**The exercise:**
Below are some records; give them all again exactly, but not the pictures.

****************

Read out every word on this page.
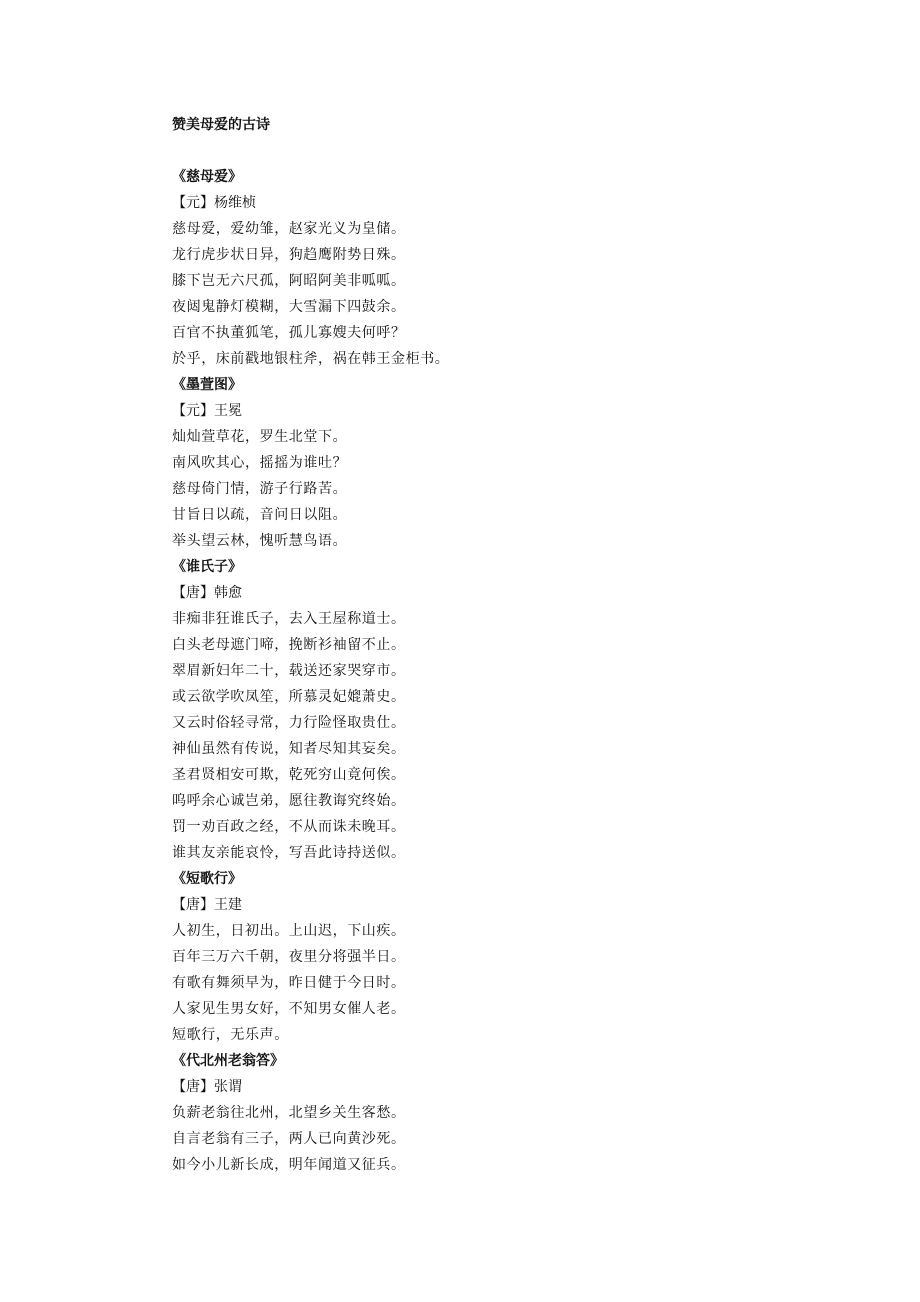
赞美母爱的古诗
《慈母爱》
【元】杨维桢
慈母爱，爱幼雏，赵家光义为皇储。
龙行虎步状日异，狗趋鹰附势日殊。
膝下岂无六尺孤，阿昭阿美非呱呱。
夜闼鬼静灯模糊，大雪漏下四鼓余。
百官不执董狐笔，孤儿寡嫂夫何呼？
於乎，床前戳地银柱斧，祸在韩王金柜书。
《墨萱图》
【元】王冕
灿灿萱草花，罗生北堂下。
南风吹其心，摇摇为谁吐？
慈母倚门情，游子行路苦。
甘旨日以疏，音问日以阻。
举头望云林，愧听慧鸟语。
《谁氏子》
【唐】韩愈
非痴非狂谁氏子，去入王屋称道士。
白头老母遮门啼，挽断衫袖留不止。
翠眉新妇年二十，载送还家哭穿市。
或云欲学吹凤笙，所慕灵妃媲萧史。
又云时俗轻寻常，力行险怪取贵仕。
神仙虽然有传说，知者尽知其妄矣。
圣君贤相安可欺，乾死穷山竟何俟。
呜呼余心诚岂弟，愿往教诲究终始。
罚一劝百政之经，不从而诛未晚耳。
谁其友亲能哀怜，写吾此诗持送似。
《短歌行》
【唐】王建
人初生，日初出。上山迟，下山疾。
百年三万六千朝，夜里分将强半日。
有歌有舞须早为，昨日健于今日时。
人家见生男女好，不知男女催人老。
短歌行，无乐声。
《代北州老翁答》
【唐】张谓
负薪老翁往北州，北望乡关生客愁。
自言老翁有三子，两人已向黄沙死。
如今小儿新长成，明年闻道又征兵。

****************

**Finished exercise:**
Read out every word on this page.
赞美母爱的古诗
《慈母爱》
【元】杨维桢
慈母爱，爱幼雏，赵家光义为皇储。
龙行虎步状日异，狗趋鹰附势日殊。
膝下岂无六尺孤，阿昭阿美非呱呱。
夜闼鬼静灯模糊，大雪漏下四鼓余。
百官不执董狐笔，孤儿寡嫂夫何呼？
於乎，床前戳地银柱斧，祸在韩王金柜书。
《墨萱图》
【元】王冕
灿灿萱草花，罗生北堂下。
南风吹其心，摇摇为谁吐？
慈母倚门情，游子行路苦。
甘旨日以疏，音问日以阻。
举头望云林，愧听慧鸟语。
《谁氏子》
【唐】韩愈
非痴非狂谁氏子，去入王屋称道士。
白头老母遮门啼，挽断衫袖留不止。
翠眉新妇年二十，载送还家哭穿市。
或云欲学吹凤笙，所慕灵妃媲萧史。
又云时俗轻寻常，力行险怪取贵仕。
神仙虽然有传说，知者尽知其妄矣。
圣君贤相安可欺，乾死穷山竟何俟。
呜呼余心诚岂弟，愿往教诲究终始。
罚一劝百政之经，不从而诛未晚耳。
谁其友亲能哀怜，写吾此诗持送似。
《短歌行》
【唐】王建
人初生，日初出。上山迟，下山疾。
百年三万六千朝，夜里分将强半日。
有歌有舞须早为，昨日健于今日时。
人家见生男女好，不知男女催人老。
短歌行，无乐声。
《代北州老翁答》
【唐】张谓
负薪老翁往北州，北望乡关生客愁。
自言老翁有三子，两人已向黄沙死。
如今小儿新长成，明年闻道又征兵。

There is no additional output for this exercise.